--- AIM ---
Find each line with the string "автомобиля" and report it.

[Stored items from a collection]
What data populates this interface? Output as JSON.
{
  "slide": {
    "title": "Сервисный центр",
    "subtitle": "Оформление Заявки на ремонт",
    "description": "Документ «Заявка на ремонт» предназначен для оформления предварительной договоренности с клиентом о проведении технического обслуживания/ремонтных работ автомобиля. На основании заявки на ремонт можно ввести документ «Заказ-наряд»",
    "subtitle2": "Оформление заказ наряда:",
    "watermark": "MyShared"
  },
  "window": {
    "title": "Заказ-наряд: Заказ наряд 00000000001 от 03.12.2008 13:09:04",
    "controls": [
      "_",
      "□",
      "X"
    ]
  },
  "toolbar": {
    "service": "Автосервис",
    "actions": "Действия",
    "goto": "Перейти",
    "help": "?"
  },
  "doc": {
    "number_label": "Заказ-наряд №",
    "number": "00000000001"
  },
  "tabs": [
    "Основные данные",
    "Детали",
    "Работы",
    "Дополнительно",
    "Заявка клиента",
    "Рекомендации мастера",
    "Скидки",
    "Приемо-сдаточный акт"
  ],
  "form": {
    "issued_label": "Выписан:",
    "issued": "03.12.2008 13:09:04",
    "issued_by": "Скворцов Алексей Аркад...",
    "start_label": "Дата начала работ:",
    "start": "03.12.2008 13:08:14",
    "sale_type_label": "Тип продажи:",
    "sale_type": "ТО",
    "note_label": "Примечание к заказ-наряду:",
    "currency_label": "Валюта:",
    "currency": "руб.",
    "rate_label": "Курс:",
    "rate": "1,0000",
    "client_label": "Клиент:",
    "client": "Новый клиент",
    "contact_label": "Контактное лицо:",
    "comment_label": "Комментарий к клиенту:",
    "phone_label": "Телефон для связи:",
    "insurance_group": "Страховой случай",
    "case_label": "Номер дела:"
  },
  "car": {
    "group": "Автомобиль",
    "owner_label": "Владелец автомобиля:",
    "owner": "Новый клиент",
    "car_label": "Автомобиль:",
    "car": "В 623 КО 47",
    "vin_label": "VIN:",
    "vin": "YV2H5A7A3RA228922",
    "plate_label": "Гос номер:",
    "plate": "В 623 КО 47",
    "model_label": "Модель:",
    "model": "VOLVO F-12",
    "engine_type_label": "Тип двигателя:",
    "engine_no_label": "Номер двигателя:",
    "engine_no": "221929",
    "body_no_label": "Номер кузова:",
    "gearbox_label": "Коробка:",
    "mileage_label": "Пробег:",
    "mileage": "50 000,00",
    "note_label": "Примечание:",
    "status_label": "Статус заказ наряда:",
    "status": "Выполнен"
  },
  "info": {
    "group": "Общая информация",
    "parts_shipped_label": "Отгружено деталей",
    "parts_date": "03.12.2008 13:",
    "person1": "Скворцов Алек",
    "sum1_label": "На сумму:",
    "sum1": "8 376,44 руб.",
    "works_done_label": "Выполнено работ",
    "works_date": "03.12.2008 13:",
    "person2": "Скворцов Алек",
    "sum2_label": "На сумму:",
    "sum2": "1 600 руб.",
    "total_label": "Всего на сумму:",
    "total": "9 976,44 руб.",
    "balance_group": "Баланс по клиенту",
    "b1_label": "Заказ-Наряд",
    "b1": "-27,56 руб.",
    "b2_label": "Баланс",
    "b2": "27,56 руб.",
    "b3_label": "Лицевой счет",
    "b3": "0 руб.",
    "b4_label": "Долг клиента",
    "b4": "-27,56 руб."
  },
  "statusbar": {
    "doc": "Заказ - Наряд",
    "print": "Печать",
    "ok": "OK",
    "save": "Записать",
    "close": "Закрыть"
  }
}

--- RESULT OF THIS EXERCISE ---
    "description": "Документ «Заявка на ремонт» предназначен для оформления предварительной договоренности с клиентом о проведении технического обслуживания/ремонтных работ автомобиля. На основании заявки на ремонт можно ввести документ «Заказ-наряд»",
    "owner_label": "Владелец автомобиля:",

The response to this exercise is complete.